--- START OF Material for this task ---

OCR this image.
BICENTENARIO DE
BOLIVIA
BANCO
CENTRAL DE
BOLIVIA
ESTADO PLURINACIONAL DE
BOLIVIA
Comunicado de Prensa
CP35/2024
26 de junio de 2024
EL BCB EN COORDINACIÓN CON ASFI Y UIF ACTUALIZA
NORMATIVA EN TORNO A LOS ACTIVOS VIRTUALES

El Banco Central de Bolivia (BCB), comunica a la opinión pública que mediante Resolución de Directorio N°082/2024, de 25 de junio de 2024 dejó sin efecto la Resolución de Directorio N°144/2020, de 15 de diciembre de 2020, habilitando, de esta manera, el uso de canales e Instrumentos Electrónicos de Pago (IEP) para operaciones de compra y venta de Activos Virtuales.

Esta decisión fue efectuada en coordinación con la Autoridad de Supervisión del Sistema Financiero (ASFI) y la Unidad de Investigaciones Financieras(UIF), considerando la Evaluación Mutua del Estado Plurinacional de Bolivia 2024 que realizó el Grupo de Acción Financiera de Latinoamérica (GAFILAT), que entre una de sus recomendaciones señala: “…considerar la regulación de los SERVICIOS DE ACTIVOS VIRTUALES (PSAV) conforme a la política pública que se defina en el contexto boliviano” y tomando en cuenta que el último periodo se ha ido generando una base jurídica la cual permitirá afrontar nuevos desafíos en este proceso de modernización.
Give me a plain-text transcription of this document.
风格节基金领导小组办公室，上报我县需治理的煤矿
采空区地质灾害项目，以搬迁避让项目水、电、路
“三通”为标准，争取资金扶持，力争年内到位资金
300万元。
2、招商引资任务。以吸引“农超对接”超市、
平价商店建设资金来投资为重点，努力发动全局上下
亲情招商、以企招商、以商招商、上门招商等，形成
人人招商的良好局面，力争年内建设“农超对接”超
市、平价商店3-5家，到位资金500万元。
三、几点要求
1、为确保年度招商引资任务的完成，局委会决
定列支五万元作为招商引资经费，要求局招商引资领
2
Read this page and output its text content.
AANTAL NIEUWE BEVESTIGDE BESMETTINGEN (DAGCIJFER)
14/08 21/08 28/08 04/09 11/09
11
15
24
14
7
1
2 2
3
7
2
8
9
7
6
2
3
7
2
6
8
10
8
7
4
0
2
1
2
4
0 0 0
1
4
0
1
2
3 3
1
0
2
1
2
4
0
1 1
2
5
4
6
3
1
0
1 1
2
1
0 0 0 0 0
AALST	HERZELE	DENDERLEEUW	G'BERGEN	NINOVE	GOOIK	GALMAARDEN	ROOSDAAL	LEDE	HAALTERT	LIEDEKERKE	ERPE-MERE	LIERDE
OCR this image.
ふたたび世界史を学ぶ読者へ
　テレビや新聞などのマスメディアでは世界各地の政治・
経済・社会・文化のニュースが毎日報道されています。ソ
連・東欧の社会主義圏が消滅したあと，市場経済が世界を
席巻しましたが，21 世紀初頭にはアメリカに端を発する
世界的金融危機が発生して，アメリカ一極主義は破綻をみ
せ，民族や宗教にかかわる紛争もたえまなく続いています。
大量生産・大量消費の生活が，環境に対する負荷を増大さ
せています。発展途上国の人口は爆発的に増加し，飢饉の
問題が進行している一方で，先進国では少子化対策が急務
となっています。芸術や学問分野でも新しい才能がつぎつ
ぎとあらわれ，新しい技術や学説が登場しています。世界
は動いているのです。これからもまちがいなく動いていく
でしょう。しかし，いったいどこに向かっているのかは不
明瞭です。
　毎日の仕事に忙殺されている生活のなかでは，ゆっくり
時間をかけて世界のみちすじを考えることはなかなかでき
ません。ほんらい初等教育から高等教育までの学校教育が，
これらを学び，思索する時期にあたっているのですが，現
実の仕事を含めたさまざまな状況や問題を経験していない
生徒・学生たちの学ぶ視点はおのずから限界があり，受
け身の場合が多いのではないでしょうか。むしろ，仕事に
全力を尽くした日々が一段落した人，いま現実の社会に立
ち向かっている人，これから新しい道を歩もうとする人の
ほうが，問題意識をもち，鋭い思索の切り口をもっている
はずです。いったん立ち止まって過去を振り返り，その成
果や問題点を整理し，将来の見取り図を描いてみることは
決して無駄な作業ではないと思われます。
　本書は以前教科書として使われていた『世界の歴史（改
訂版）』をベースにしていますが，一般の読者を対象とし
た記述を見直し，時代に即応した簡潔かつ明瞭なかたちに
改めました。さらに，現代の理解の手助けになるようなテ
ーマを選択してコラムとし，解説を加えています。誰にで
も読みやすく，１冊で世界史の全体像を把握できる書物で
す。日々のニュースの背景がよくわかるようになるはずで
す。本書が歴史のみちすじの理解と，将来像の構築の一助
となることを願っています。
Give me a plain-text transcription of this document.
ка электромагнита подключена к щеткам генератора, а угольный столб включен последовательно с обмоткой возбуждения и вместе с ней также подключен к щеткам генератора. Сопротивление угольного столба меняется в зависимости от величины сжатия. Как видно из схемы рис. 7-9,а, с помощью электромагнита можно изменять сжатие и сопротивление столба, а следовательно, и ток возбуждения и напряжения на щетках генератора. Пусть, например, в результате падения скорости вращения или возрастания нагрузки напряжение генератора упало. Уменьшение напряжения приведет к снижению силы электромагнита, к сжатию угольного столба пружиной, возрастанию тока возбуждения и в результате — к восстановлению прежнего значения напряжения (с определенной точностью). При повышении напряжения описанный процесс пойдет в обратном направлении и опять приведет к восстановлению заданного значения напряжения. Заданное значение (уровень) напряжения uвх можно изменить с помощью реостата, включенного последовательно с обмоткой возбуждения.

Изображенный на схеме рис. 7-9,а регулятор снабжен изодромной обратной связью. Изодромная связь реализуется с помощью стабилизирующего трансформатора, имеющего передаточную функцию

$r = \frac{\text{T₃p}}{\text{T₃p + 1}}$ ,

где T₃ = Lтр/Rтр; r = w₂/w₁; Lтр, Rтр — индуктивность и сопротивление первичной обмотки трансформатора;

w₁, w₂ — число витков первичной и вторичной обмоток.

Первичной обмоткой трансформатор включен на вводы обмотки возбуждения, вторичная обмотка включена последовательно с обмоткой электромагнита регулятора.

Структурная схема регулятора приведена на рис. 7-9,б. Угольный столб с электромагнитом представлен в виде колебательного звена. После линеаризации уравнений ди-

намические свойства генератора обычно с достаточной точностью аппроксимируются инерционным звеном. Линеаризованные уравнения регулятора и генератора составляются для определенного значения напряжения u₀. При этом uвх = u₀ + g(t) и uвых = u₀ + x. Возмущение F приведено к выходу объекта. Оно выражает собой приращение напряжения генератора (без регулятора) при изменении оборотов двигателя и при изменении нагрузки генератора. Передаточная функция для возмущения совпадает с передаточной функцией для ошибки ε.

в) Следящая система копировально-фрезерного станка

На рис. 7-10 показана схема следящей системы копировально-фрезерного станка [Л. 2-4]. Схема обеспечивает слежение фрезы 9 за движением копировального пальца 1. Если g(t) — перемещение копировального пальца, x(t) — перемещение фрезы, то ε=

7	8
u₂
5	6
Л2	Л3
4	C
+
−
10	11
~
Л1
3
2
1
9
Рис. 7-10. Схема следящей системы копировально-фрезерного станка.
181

--- END OF Material for this task ---

> Task details:
Extract every line above exactly as it stands.

> Reply to the task:
OCR this image.
BICENTENARIO DE
BOLIVIA
BANCO
CENTRAL DE
BOLIVIA
ESTADO PLURINACIONAL DE
BOLIVIA
Comunicado de Prensa
CP35/2024
26 de junio de 2024
EL BCB EN COORDINACIÓN CON ASFI Y UIF ACTUALIZA
NORMATIVA EN TORNO A LOS ACTIVOS VIRTUALES

El Banco Central de Bolivia (BCB), comunica a la opinión pública que mediante Resolución de Directorio N°082/2024, de 25 de junio de 2024 dejó sin efecto la Resolución de Directorio N°144/2020, de 15 de diciembre de 2020, habilitando, de esta manera, el uso de canales e Instrumentos Electrónicos de Pago (IEP) para operaciones de compra y venta de Activos Virtuales.

Esta decisión fue efectuada en coordinación con la Autoridad de Supervisión del Sistema Financiero (ASFI) y la Unidad de Investigaciones Financieras(UIF), considerando la Evaluación Mutua del Estado Plurinacional de Bolivia 2024 que realizó el Grupo de Acción Financiera de Latinoamérica (GAFILAT), que entre una de sus recomendaciones señala: “…considerar la regulación de los SERVICIOS DE ACTIVOS VIRTUALES (PSAV) conforme a la política pública que se defina en el contexto boliviano” y tomando en cuenta que el último periodo se ha ido generando una base jurídica la cual permitirá afrontar nuevos desafíos en este proceso de modernización.
Give me a plain-text transcription of this document.
风格节基金领导小组办公室，上报我县需治理的煤矿
采空区地质灾害项目，以搬迁避让项目水、电、路
“三通”为标准，争取资金扶持，力争年内到位资金
300万元。
2、招商引资任务。以吸引“农超对接”超市、
平价商店建设资金来投资为重点，努力发动全局上下
亲情招商、以企招商、以商招商、上门招商等，形成
人人招商的良好局面，力争年内建设“农超对接”超
市、平价商店3-5家，到位资金500万元。
三、几点要求
1、为确保年度招商引资任务的完成，局委会决
定列支五万元作为招商引资经费，要求局招商引资领
2
Read this page and output its text content.
AANTAL NIEUWE BEVESTIGDE BESMETTINGEN (DAGCIJFER)
14/08 21/08 28/08 04/09 11/09
11
15
24
14
7
1
2 2
3
7
2
8
9
7
6
2
3
7
2
6
8
10
8
7
4
0
2
1
2
4
0 0 0
1
4
0
1
2
3 3
1
0
2
1
2
4
0
1 1
2
5
4
6
3
1
0
1 1
2
1
0 0 0 0 0
AALST	HERZELE	DENDERLEEUW	G'BERGEN	NINOVE	GOOIK	GALMAARDEN	ROOSDAAL	LEDE	HAALTERT	LIEDEKERKE	ERPE-MERE	LIERDE
OCR this image.
ふたたび世界史を学ぶ読者へ
　テレビや新聞などのマスメディアでは世界各地の政治・
経済・社会・文化のニュースが毎日報道されています。ソ
連・東欧の社会主義圏が消滅したあと，市場経済が世界を
席巻しましたが，21 世紀初頭にはアメリカに端を発する
世界的金融危機が発生して，アメリカ一極主義は破綻をみ
せ，民族や宗教にかかわる紛争もたえまなく続いています。
大量生産・大量消費の生活が，環境に対する負荷を増大さ
せています。発展途上国の人口は爆発的に増加し，飢饉の
問題が進行している一方で，先進国では少子化対策が急務
となっています。芸術や学問分野でも新しい才能がつぎつ
ぎとあらわれ，新しい技術や学説が登場しています。世界
は動いているのです。これからもまちがいなく動いていく
でしょう。しかし，いったいどこに向かっているのかは不
明瞭です。
　毎日の仕事に忙殺されている生活のなかでは，ゆっくり
時間をかけて世界のみちすじを考えることはなかなかでき
ません。ほんらい初等教育から高等教育までの学校教育が，
これらを学び，思索する時期にあたっているのですが，現
実の仕事を含めたさまざまな状況や問題を経験していない
生徒・学生たちの学ぶ視点はおのずから限界があり，受
け身の場合が多いのではないでしょうか。むしろ，仕事に
全力を尽くした日々が一段落した人，いま現実の社会に立
ち向かっている人，これから新しい道を歩もうとする人の
ほうが，問題意識をもち，鋭い思索の切り口をもっている
はずです。いったん立ち止まって過去を振り返り，その成
果や問題点を整理し，将来の見取り図を描いてみることは
決して無駄な作業ではないと思われます。
　本書は以前教科書として使われていた『世界の歴史（改
訂版）』をベースにしていますが，一般の読者を対象とし
た記述を見直し，時代に即応した簡潔かつ明瞭なかたちに
改めました。さらに，現代の理解の手助けになるようなテ
ーマを選択してコラムとし，解説を加えています。誰にで
も読みやすく，１冊で世界史の全体像を把握できる書物で
す。日々のニュースの背景がよくわかるようになるはずで
す。本書が歴史のみちすじの理解と，将来像の構築の一助
となることを願っています。
Give me a plain-text transcription of this document.
ка электромагнита подключена к щеткам генератора, а угольный столб включен последовательно с обмоткой возбуждения и вместе с ней также подключен к щеткам генератора. Сопротивление угольного столба меняется в зависимости от величины сжатия. Как видно из схемы рис. 7-9,а, с помощью электромагнита можно изменять сжатие и сопротивление столба, а следовательно, и ток возбуждения и напряжения на щетках генератора. Пусть, например, в результате падения скорости вращения или возрастания нагрузки напряжение генератора упало. Уменьшение напряжения приведет к снижению силы электромагнита, к сжатию угольного столба пружиной, возрастанию тока возбуждения и в результате — к восстановлению прежнего значения напряжения (с определенной точностью). При повышении напряжения описанный процесс пойдет в обратном направлении и опять приведет к восстановлению заданного значения напряжения. Заданное значение (уровень) напряжения uвх можно изменить с помощью реостата, включенного последовательно с обмоткой возбуждения.

Изображенный на схеме рис. 7-9,а регулятор снабжен изодромной обратной связью. Изодромная связь реализуется с помощью стабилизирующего трансформатора, имеющего передаточную функцию

$r = \frac{\text{T₃p}}{\text{T₃p + 1}}$ ,

где T₃ = Lтр/Rтр; r = w₂/w₁; Lтр, Rтр — индуктивность и сопротивление первичной обмотки трансформатора;

w₁, w₂ — число витков первичной и вторичной обмоток.

Первичной обмоткой трансформатор включен на вводы обмотки возбуждения, вторичная обмотка включена последовательно с обмоткой электромагнита регулятора.

Структурная схема регулятора приведена на рис. 7-9,б. Угольный столб с электромагнитом представлен в виде колебательного звена. После линеаризации уравнений ди-

намические свойства генератора обычно с достаточной точностью аппроксимируются инерционным звеном. Линеаризованные уравнения регулятора и генератора составляются для определенного значения напряжения u₀. При этом uвх = u₀ + g(t) и uвых = u₀ + x. Возмущение F приведено к выходу объекта. Оно выражает собой приращение напряжения генератора (без регулятора) при изменении оборотов двигателя и при изменении нагрузки генератора. Передаточная функция для возмущения совпадает с передаточной функцией для ошибки ε.

в) Следящая система копировально-фрезерного станка

На рис. 7-10 показана схема следящей системы копировально-фрезерного станка [Л. 2-4]. Схема обеспечивает слежение фрезы 9 за движением копировального пальца 1. Если g(t) — перемещение копировального пальца, x(t) — перемещение фрезы, то ε=

7	8
u₂
5	6
Л2	Л3
4	C
+
−
10	11
~
Л1
3
2
1
9
Рис. 7-10. Схема следящей системы копировально-фрезерного станка.
181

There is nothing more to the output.